- INSTRUCTION -
Give only the number of lines where "TERC" occurs.

○ ○ ○

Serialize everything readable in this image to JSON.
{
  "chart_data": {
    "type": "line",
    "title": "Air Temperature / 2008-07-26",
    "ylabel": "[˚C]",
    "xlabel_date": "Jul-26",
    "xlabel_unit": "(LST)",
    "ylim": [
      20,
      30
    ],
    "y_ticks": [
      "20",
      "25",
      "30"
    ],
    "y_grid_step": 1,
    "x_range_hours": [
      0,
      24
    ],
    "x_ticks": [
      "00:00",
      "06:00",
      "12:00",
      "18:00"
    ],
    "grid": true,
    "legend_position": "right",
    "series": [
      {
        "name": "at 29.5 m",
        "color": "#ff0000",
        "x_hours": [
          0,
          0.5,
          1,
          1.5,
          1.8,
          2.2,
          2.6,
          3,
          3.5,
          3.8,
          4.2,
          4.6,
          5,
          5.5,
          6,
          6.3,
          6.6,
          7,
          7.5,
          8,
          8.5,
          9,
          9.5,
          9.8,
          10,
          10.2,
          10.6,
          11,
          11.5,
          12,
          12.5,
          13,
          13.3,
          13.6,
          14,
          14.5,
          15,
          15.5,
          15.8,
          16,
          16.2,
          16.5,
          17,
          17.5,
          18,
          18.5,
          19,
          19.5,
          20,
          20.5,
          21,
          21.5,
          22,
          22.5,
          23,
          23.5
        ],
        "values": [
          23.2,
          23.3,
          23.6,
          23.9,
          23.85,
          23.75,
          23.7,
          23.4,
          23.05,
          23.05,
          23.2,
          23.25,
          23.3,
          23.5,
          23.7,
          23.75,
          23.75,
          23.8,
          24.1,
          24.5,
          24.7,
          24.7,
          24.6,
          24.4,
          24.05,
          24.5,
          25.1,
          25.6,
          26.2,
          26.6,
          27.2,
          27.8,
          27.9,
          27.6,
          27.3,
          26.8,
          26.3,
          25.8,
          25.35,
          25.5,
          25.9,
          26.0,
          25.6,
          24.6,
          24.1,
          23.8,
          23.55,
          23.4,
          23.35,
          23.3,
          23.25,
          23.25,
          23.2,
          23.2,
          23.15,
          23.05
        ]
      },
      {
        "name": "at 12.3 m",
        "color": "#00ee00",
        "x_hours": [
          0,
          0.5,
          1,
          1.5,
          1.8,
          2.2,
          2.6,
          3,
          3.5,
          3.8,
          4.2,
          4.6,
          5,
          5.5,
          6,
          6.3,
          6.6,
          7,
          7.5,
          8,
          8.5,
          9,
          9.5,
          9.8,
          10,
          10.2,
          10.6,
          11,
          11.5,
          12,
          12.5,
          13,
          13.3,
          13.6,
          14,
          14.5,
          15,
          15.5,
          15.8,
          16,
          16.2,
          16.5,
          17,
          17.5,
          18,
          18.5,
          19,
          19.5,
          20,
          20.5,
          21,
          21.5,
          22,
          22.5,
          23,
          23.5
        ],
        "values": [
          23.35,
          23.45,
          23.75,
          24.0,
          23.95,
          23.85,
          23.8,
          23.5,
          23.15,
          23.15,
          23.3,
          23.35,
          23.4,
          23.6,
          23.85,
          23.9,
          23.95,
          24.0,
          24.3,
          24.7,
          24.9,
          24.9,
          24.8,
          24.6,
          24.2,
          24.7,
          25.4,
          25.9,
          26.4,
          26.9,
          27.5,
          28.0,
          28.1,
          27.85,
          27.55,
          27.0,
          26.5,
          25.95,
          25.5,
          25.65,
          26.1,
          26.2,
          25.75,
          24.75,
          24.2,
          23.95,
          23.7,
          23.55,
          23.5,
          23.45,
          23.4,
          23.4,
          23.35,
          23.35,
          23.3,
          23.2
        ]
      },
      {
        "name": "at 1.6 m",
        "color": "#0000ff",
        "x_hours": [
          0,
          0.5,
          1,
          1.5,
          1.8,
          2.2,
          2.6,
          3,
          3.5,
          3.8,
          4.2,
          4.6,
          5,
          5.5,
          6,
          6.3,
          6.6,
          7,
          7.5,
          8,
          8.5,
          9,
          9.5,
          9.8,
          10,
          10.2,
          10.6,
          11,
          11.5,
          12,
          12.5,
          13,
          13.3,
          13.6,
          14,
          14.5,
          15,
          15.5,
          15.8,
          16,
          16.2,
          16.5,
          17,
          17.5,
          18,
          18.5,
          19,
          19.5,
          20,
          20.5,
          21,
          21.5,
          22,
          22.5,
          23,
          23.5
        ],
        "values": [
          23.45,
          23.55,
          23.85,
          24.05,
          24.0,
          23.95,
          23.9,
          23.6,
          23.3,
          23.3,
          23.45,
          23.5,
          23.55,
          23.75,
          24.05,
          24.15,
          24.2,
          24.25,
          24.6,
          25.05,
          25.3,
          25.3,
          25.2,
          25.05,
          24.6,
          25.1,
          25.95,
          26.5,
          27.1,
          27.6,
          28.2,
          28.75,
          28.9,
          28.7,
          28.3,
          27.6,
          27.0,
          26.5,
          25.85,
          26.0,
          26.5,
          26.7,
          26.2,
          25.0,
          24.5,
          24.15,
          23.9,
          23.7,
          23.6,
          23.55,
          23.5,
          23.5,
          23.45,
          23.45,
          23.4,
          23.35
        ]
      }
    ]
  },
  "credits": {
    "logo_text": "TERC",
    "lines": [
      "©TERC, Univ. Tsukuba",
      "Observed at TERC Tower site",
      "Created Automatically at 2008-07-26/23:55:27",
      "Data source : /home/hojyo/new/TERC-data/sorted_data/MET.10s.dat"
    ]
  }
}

○ ○ ○

- EXERCISE SOLUTION -
4